TASK TO COMPLETE: Your copy of the material below should match it exactly, except that it holds no pictures.

SUPPLIED DATA:
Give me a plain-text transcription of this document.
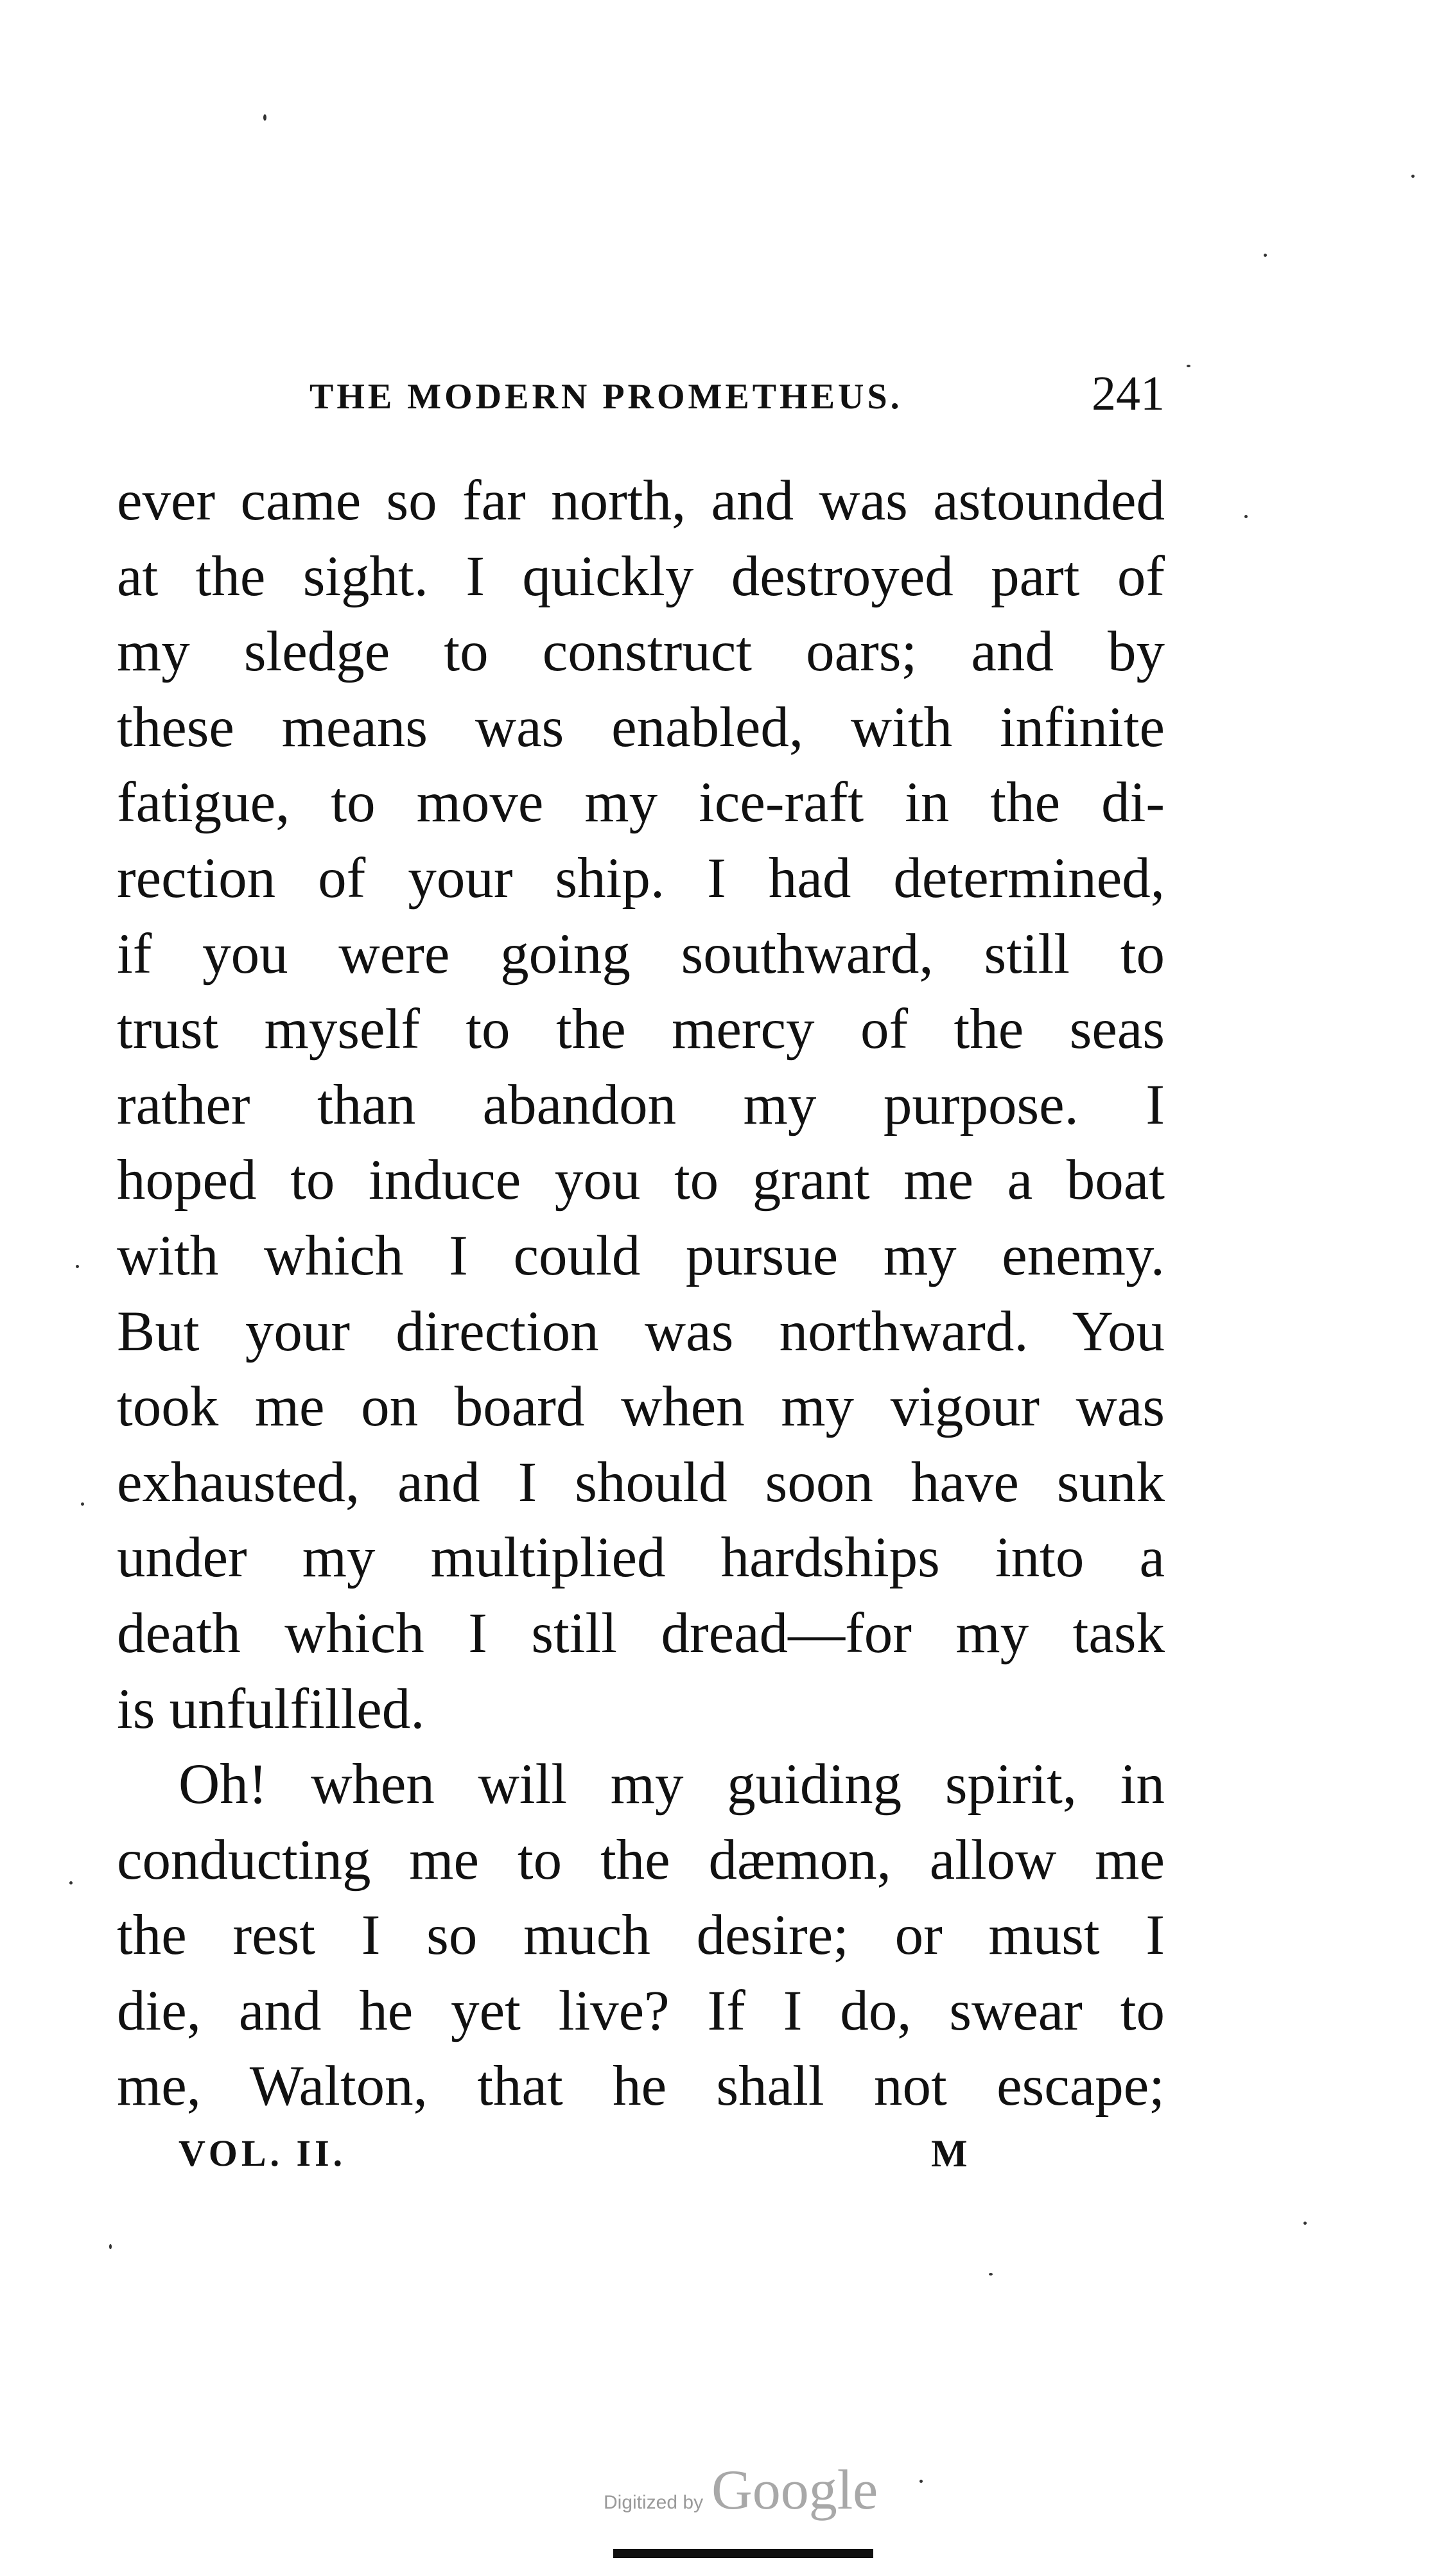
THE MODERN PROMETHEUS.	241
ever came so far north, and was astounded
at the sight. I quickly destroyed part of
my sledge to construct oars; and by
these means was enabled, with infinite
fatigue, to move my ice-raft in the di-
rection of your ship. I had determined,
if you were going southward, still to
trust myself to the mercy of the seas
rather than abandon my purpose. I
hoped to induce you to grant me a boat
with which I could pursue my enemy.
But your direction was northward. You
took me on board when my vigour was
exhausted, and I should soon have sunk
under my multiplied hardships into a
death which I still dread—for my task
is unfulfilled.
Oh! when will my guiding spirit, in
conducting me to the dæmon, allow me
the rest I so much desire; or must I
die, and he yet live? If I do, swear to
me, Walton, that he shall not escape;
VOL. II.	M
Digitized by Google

ANSWER FOR THIS EXERCISE:
Give me a plain-text transcription of this document.
THE MODERN PROMETHEUS.	241
ever came so far north, and was astounded
at the sight. I quickly destroyed part of
my sledge to construct oars; and by
these means was enabled, with infinite
fatigue, to move my ice-raft in the di-
rection of your ship. I had determined,
if you were going southward, still to
trust myself to the mercy of the seas
rather than abandon my purpose. I
hoped to induce you to grant me a boat
with which I could pursue my enemy.
But your direction was northward. You
took me on board when my vigour was
exhausted, and I should soon have sunk
under my multiplied hardships into a
death which I still dread—for my task
is unfulfilled.
Oh! when will my guiding spirit, in
conducting me to the dæmon, allow me
the rest I so much desire; or must I
die, and he yet live? If I do, swear to
me, Walton, that he shall not escape;
VOL. II.	M
Digitized by Google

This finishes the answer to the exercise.